=== PROVIDED DATA ===
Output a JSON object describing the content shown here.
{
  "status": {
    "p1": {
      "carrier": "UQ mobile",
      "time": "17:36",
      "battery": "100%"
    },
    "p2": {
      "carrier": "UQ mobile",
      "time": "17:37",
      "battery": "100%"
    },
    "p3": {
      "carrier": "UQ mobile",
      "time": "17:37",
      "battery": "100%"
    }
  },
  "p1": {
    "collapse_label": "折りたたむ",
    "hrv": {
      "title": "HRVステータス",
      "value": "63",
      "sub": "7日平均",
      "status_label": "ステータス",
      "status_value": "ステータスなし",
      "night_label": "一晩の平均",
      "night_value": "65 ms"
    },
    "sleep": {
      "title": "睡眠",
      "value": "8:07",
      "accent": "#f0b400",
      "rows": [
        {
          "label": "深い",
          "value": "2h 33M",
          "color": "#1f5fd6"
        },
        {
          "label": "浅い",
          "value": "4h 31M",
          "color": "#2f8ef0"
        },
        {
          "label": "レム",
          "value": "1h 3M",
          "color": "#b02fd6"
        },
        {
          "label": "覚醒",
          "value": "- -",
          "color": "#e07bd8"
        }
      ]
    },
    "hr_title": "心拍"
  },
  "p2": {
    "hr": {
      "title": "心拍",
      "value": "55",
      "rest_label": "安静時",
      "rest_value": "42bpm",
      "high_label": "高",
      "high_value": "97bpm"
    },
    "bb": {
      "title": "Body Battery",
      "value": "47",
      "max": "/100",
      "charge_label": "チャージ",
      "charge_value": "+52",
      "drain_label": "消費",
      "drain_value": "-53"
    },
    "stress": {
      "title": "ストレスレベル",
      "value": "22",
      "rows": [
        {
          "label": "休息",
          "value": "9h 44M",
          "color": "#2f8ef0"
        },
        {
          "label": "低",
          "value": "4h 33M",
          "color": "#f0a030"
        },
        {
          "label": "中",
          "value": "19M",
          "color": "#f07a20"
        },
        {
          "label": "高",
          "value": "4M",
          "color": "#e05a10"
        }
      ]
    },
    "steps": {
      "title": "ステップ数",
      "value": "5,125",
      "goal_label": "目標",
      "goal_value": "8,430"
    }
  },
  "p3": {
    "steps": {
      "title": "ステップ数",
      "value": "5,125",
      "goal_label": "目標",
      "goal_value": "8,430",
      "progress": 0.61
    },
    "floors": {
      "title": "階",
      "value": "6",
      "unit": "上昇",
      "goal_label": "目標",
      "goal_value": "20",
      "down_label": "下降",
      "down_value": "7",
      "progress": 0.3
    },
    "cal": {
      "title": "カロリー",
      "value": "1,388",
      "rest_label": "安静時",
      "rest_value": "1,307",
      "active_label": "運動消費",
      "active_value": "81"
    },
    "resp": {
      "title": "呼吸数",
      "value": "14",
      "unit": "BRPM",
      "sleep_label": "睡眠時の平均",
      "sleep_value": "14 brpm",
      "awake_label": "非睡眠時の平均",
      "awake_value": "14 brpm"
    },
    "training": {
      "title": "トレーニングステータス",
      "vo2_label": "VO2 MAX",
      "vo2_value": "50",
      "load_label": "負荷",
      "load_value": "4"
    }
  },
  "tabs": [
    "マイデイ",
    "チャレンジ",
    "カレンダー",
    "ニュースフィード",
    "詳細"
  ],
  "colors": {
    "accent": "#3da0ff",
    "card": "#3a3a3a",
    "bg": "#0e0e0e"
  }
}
===
### REQUIREMENT
Nothing should be left out: repeat all of the data exactly.

### TASK OUTPUT
Output a JSON object describing the content shown here.
{
  "status": {
    "p1": {
      "carrier": "UQ mobile",
      "time": "17:36",
      "battery": "100%"
    },
    "p2": {
      "carrier": "UQ mobile",
      "time": "17:37",
      "battery": "100%"
    },
    "p3": {
      "carrier": "UQ mobile",
      "time": "17:37",
      "battery": "100%"
    }
  },
  "p1": {
    "collapse_label": "折りたたむ",
    "hrv": {
      "title": "HRVステータス",
      "value": "63",
      "sub": "7日平均",
      "status_label": "ステータス",
      "status_value": "ステータスなし",
      "night_label": "一晩の平均",
      "night_value": "65 ms"
    },
    "sleep": {
      "title": "睡眠",
      "value": "8:07",
      "accent": "#f0b400",
      "rows": [
        {
          "label": "深い",
          "value": "2h 33M",
          "color": "#1f5fd6"
        },
        {
          "label": "浅い",
          "value": "4h 31M",
          "color": "#2f8ef0"
        },
        {
          "label": "レム",
          "value": "1h 3M",
          "color": "#b02fd6"
        },
        {
          "label": "覚醒",
          "value": "- -",
          "color": "#e07bd8"
        }
      ]
    },
    "hr_title": "心拍"
  },
  "p2": {
    "hr": {
      "title": "心拍",
      "value": "55",
      "rest_label": "安静時",
      "rest_value": "42bpm",
      "high_label": "高",
      "high_value": "97bpm"
    },
    "bb": {
      "title": "Body Battery",
      "value": "47",
      "max": "/100",
      "charge_label": "チャージ",
      "charge_value": "+52",
      "drain_label": "消費",
      "drain_value": "-53"
    },
    "stress": {
      "title": "ストレスレベル",
      "value": "22",
      "rows": [
        {
          "label": "休息",
          "value": "9h 44M",
          "color": "#2f8ef0"
        },
        {
          "label": "低",
          "value": "4h 33M",
          "color": "#f0a030"
        },
        {
          "label": "中",
          "value": "19M",
          "color": "#f07a20"
        },
        {
          "label": "高",
          "value": "4M",
          "color": "#e05a10"
        }
      ]
    },
    "steps": {
      "title": "ステップ数",
      "value": "5,125",
      "goal_label": "目標",
      "goal_value": "8,430"
    }
  },
  "p3": {
    "steps": {
      "title": "ステップ数",
      "value": "5,125",
      "goal_label": "目標",
      "goal_value": "8,430",
      "progress": 0.61
    },
    "floors": {
      "title": "階",
      "value": "6",
      "unit": "上昇",
      "goal_label": "目標",
      "goal_value": "20",
      "down_label": "下降",
      "down_value": "7",
      "progress": 0.3
    },
    "cal": {
      "title": "カロリー",
      "value": "1,388",
      "rest_label": "安静時",
      "rest_value": "1,307",
      "active_label": "運動消費",
      "active_value": "81"
    },
    "resp": {
      "title": "呼吸数",
      "value": "14",
      "unit": "BRPM",
      "sleep_label": "睡眠時の平均",
      "sleep_value": "14 brpm",
      "awake_label": "非睡眠時の平均",
      "awake_value": "14 brpm"
    },
    "training": {
      "title": "トレーニングステータス",
      "vo2_label": "VO2 MAX",
      "vo2_value": "50",
      "load_label": "負荷",
      "load_value": "4"
    }
  },
  "tabs": [
    "マイデイ",
    "チャレンジ",
    "カレンダー",
    "ニュースフィード",
    "詳細"
  ],
  "colors": {
    "accent": "#3da0ff",
    "card": "#3a3a3a",
    "bg": "#0e0e0e"
  }
}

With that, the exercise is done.